EXERCISE OBJECTIVE:
All the entries need to be quoted exactly, apart from the pictures, which you should drop.

DATASET ENTRIES:

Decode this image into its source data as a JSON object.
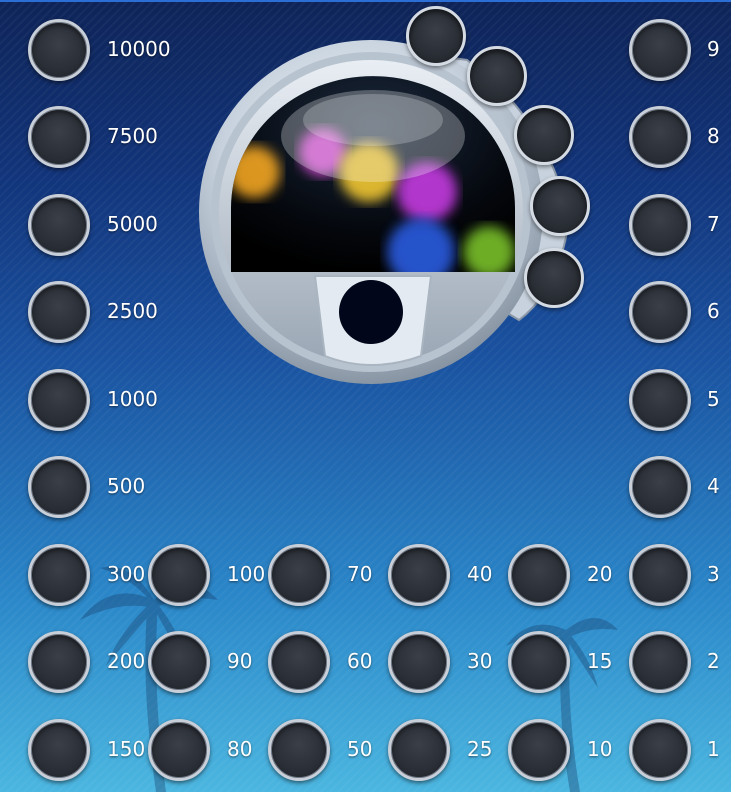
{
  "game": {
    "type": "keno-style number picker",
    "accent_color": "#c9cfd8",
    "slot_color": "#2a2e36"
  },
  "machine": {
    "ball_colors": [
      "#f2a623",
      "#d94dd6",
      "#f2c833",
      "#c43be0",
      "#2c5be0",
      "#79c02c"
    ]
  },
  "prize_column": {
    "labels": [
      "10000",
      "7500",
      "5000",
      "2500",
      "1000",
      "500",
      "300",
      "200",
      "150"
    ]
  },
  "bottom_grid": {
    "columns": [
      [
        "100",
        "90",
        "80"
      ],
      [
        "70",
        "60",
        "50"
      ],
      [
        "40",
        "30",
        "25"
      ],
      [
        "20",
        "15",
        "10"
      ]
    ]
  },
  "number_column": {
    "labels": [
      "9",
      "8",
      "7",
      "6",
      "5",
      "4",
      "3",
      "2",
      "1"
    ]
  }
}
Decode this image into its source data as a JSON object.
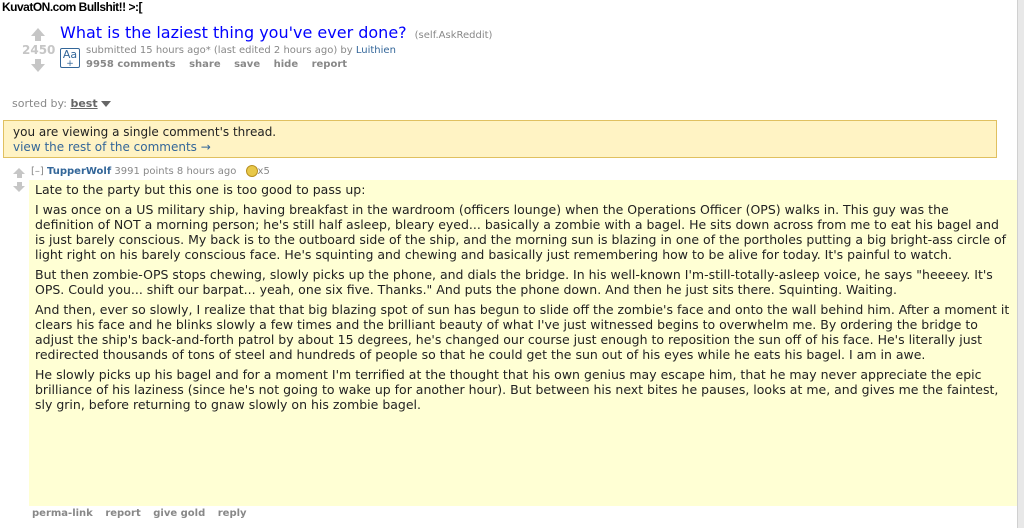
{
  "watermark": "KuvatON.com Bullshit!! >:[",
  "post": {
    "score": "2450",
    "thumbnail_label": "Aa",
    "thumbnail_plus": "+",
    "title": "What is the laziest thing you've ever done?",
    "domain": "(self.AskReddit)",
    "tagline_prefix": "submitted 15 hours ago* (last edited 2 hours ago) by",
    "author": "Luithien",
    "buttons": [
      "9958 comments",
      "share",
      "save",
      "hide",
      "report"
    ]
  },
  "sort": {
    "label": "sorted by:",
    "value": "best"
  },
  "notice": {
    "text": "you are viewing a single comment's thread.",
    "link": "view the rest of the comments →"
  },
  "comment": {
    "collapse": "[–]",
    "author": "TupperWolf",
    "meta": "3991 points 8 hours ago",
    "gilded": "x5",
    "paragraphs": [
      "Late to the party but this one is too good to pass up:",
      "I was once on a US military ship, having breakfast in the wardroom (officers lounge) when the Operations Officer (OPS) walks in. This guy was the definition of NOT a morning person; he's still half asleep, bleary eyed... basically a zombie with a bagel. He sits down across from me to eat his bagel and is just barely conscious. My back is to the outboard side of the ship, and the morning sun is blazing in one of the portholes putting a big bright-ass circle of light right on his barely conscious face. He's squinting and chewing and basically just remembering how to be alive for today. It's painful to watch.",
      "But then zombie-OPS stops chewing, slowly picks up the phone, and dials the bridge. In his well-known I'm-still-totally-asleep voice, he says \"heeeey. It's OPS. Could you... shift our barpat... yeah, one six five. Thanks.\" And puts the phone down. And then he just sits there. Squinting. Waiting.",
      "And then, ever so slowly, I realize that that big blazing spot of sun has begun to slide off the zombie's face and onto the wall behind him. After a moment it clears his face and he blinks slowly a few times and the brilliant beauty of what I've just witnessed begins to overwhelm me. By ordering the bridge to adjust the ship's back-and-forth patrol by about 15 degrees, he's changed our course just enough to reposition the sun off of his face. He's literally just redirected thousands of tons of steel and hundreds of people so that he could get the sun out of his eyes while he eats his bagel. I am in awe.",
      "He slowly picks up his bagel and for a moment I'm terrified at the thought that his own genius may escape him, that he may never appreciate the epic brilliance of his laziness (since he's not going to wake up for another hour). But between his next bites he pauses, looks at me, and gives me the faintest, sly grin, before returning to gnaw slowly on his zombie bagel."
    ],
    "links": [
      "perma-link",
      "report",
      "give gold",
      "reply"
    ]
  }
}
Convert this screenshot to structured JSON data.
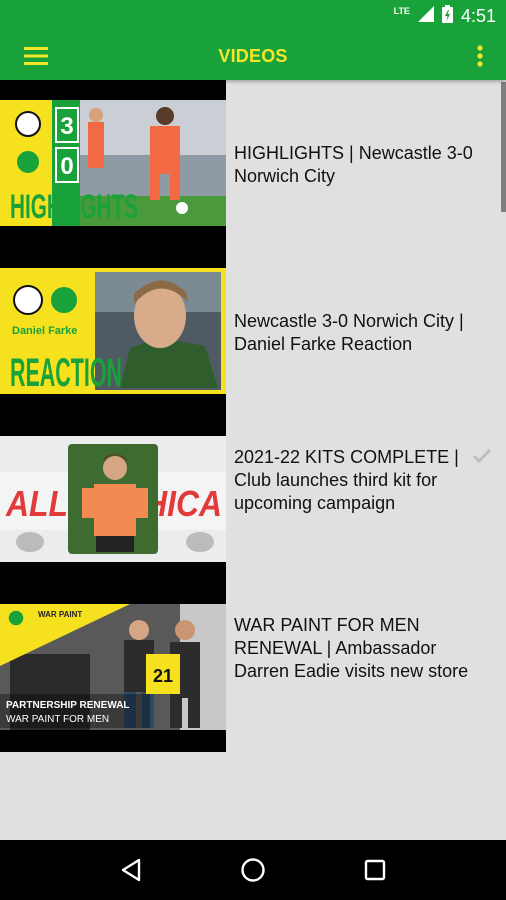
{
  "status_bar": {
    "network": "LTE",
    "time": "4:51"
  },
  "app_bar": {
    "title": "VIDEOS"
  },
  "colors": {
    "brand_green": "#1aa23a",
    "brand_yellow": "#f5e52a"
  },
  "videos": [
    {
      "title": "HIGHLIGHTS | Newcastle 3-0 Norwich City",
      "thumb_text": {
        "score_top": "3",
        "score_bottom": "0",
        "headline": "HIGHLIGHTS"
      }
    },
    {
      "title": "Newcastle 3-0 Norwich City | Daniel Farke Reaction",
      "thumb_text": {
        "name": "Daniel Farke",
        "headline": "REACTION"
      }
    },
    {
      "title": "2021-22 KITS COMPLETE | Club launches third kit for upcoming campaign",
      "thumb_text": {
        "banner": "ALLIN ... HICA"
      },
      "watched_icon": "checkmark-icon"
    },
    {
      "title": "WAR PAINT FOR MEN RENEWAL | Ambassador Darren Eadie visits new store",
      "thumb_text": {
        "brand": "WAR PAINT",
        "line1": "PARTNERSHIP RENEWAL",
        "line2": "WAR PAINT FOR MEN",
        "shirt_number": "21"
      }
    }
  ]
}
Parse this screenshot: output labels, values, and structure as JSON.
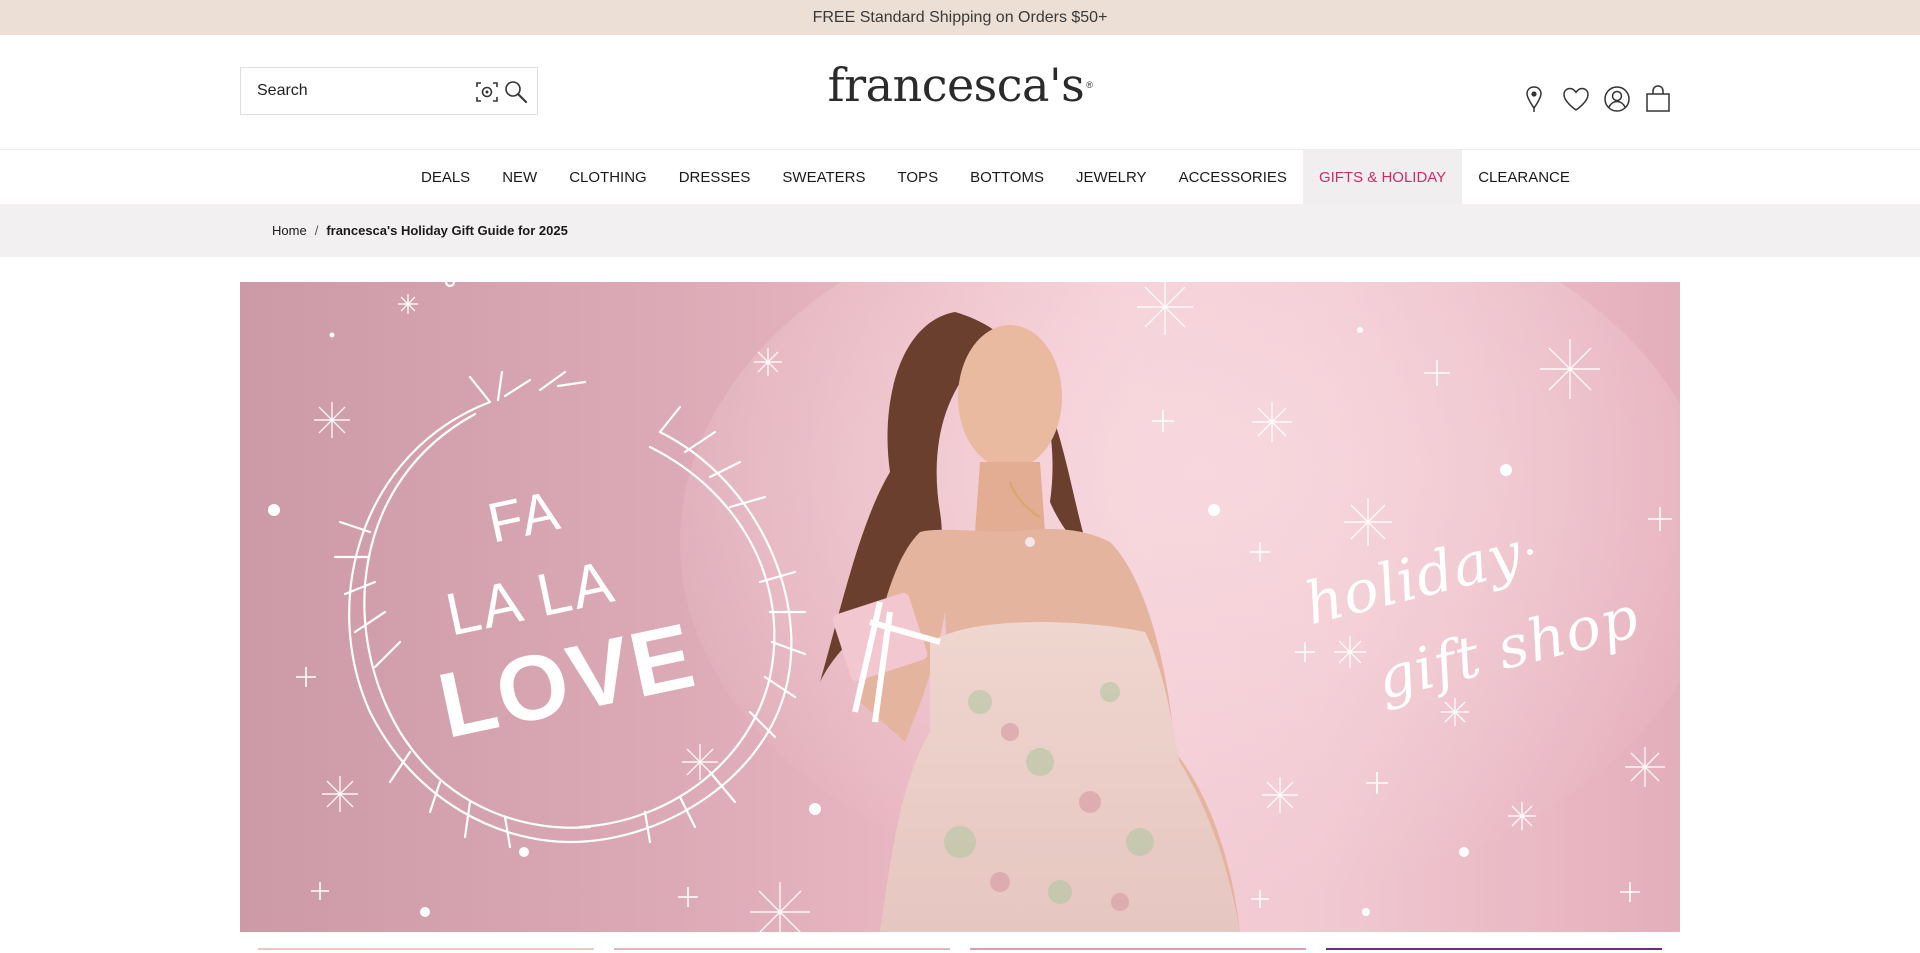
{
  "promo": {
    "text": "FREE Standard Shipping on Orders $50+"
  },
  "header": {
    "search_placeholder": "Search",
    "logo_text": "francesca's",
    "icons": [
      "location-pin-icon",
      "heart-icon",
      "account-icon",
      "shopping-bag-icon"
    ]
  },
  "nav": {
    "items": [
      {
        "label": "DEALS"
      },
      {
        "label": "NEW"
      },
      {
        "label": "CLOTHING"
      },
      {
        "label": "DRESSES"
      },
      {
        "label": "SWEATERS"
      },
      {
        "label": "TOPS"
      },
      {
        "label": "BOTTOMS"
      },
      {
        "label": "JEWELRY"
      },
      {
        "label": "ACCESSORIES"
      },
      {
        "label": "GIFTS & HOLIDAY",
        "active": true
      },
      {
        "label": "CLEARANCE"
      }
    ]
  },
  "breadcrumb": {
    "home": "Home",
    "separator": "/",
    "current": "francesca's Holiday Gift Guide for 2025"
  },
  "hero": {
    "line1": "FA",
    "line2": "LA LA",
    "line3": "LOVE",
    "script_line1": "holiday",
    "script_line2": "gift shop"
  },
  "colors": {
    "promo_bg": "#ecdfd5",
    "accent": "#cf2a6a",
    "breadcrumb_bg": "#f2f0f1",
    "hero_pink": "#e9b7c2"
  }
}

EXERCISE SOLUTION:
Decode this image into its source data as a JSON object.
{
  "game": {
    "type": "keno-style number picker",
    "accent_color": "#c9cfd8",
    "slot_color": "#2a2e36"
  },
  "machine": {
    "ball_colors": [
      "#f2a623",
      "#d94dd6",
      "#f2c833",
      "#c43be0",
      "#2c5be0",
      "#79c02c"
    ]
  },
  "prize_column": {
    "labels": [
      "10000",
      "7500",
      "5000",
      "2500",
      "1000",
      "500",
      "300",
      "200",
      "150"
    ]
  },
  "bottom_grid": {
    "columns": [
      [
        "100",
        "90",
        "80"
      ],
      [
        "70",
        "60",
        "50"
      ],
      [
        "40",
        "30",
        "25"
      ],
      [
        "20",
        "15",
        "10"
      ]
    ]
  },
  "number_column": {
    "labels": [
      "9",
      "8",
      "7",
      "6",
      "5",
      "4",
      "3",
      "2",
      "1"
    ]
  }
}
Decode this image into its source data as a JSON object.
{
  "watermark": "KuvatON.com Bullshit!! >:[",
  "post": {
    "score": "2450",
    "thumbnail_label": "Aa",
    "thumbnail_plus": "+",
    "title": "What is the laziest thing you've ever done?",
    "domain": "(self.AskReddit)",
    "tagline_prefix": "submitted 15 hours ago* (last edited 2 hours ago) by",
    "author": "Luithien",
    "buttons": [
      "9958 comments",
      "share",
      "save",
      "hide",
      "report"
    ]
  },
  "sort": {
    "label": "sorted by:",
    "value": "best"
  },
  "notice": {
    "text": "you are viewing a single comment's thread.",
    "link": "view the rest of the comments →"
  },
  "comment": {
    "collapse": "[–]",
    "author": "TupperWolf",
    "meta": "3991 points 8 hours ago",
    "gilded": "x5",
    "paragraphs": [
      "Late to the party but this one is too good to pass up:",
      "I was once on a US military ship, having breakfast in the wardroom (officers lounge) when the Operations Officer (OPS) walks in. This guy was the definition of NOT a morning person; he's still half asleep, bleary eyed... basically a zombie with a bagel. He sits down across from me to eat his bagel and is just barely conscious. My back is to the outboard side of the ship, and the morning sun is blazing in one of the portholes putting a big bright-ass circle of light right on his barely conscious face. He's squinting and chewing and basically just remembering how to be alive for today. It's painful to watch.",
      "But then zombie-OPS stops chewing, slowly picks up the phone, and dials the bridge. In his well-known I'm-still-totally-asleep voice, he says \"heeeey. It's OPS. Could you... shift our barpat... yeah, one six five. Thanks.\" And puts the phone down. And then he just sits there. Squinting. Waiting.",
      "And then, ever so slowly, I realize that that big blazing spot of sun has begun to slide off the zombie's face and onto the wall behind him. After a moment it clears his face and he blinks slowly a few times and the brilliant beauty of what I've just witnessed begins to overwhelm me. By ordering the bridge to adjust the ship's back-and-forth patrol by about 15 degrees, he's changed our course just enough to reposition the sun off of his face. He's literally just redirected thousands of tons of steel and hundreds of people so that he could get the sun out of his eyes while he eats his bagel. I am in awe.",
      "He slowly picks up his bagel and for a moment I'm terrified at the thought that his own genius may escape him, that he may never appreciate the epic brilliance of his laziness (since he's not going to wake up for another hour). But between his next bites he pauses, looks at me, and gives me the faintest, sly grin, before returning to gnaw slowly on his zombie bagel."
    ],
    "links": [
      "perma-link",
      "report",
      "give gold",
      "reply"
    ]
  }
}
Convert this screenshot to structured JSON data.
{
  "status_bar": {
    "network": "LTE",
    "time": "4:51"
  },
  "app_bar": {
    "title": "VIDEOS"
  },
  "colors": {
    "brand_green": "#1aa23a",
    "brand_yellow": "#f5e52a"
  },
  "videos": [
    {
      "title": "HIGHLIGHTS | Newcastle 3-0 Norwich City",
      "thumb_text": {
        "score_top": "3",
        "score_bottom": "0",
        "headline": "HIGHLIGHTS"
      }
    },
    {
      "title": "Newcastle 3-0 Norwich City | Daniel Farke Reaction",
      "thumb_text": {
        "name": "Daniel Farke",
        "headline": "REACTION"
      }
    },
    {
      "title": "2021-22 KITS COMPLETE | Club launches third kit for upcoming campaign",
      "thumb_text": {
        "banner": "ALLIN ... HICA"
      },
      "watched_icon": "checkmark-icon"
    },
    {
      "title": "WAR PAINT FOR MEN RENEWAL | Ambassador Darren Eadie visits new store",
      "thumb_text": {
        "brand": "WAR PAINT",
        "line1": "PARTNERSHIP RENEWAL",
        "line2": "WAR PAINT FOR MEN",
        "shirt_number": "21"
      }
    }
  ]
}
Parse this screenshot: output labels, values, and structure as JSON.
{
  "promo": {
    "text": "FREE Standard Shipping on Orders $50+"
  },
  "header": {
    "search_placeholder": "Search",
    "logo_text": "francesca's",
    "icons": [
      "location-pin-icon",
      "heart-icon",
      "account-icon",
      "shopping-bag-icon"
    ]
  },
  "nav": {
    "items": [
      {
        "label": "DEALS"
      },
      {
        "label": "NEW"
      },
      {
        "label": "CLOTHING"
      },
      {
        "label": "DRESSES"
      },
      {
        "label": "SWEATERS"
      },
      {
        "label": "TOPS"
      },
      {
        "label": "BOTTOMS"
      },
      {
        "label": "JEWELRY"
      },
      {
        "label": "ACCESSORIES"
      },
      {
        "label": "GIFTS & HOLIDAY",
        "active": true
      },
      {
        "label": "CLEARANCE"
      }
    ]
  },
  "breadcrumb": {
    "home": "Home",
    "separator": "/",
    "current": "francesca's Holiday Gift Guide for 2025"
  },
  "hero": {
    "line1": "FA",
    "line2": "LA LA",
    "line3": "LOVE",
    "script_line1": "holiday",
    "script_line2": "gift shop"
  },
  "colors": {
    "promo_bg": "#ecdfd5",
    "accent": "#cf2a6a",
    "breadcrumb_bg": "#f2f0f1",
    "hero_pink": "#e9b7c2"
  }
}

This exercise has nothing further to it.